Entries taken from a collection:
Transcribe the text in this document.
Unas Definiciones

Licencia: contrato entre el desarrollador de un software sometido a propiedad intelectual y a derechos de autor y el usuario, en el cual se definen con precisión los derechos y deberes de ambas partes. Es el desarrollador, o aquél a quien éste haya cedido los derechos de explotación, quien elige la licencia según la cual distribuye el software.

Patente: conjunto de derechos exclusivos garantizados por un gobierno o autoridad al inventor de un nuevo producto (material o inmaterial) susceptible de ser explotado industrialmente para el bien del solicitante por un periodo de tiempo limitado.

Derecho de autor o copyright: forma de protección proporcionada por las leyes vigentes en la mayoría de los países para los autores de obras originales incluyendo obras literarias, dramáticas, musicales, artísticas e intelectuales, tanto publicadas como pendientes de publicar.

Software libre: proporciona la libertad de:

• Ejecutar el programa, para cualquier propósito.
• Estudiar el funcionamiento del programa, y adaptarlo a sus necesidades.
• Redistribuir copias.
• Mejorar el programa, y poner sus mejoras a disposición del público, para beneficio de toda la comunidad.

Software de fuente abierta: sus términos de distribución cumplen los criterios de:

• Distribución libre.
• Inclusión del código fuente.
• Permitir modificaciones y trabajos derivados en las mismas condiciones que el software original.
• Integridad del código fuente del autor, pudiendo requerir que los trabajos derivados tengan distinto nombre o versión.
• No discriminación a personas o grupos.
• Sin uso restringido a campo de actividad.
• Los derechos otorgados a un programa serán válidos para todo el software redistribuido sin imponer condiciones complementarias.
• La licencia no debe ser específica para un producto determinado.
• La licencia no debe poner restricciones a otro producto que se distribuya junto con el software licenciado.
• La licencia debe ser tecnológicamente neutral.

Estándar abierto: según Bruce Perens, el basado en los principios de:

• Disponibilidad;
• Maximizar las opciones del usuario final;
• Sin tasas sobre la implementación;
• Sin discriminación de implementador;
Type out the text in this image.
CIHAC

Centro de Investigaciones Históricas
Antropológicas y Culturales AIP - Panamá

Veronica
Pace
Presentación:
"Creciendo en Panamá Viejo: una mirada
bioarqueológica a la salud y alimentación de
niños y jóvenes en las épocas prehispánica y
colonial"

Task to carry out:
Return a copy of every line that includes the word "trabajos".

Solved exercise:
• Permitir modificaciones y trabajos derivados en las mismas condiciones que el software original.
• Integridad del código fuente del autor, pudiendo requerir que los trabajos derivados tengan distinto nombre o versión.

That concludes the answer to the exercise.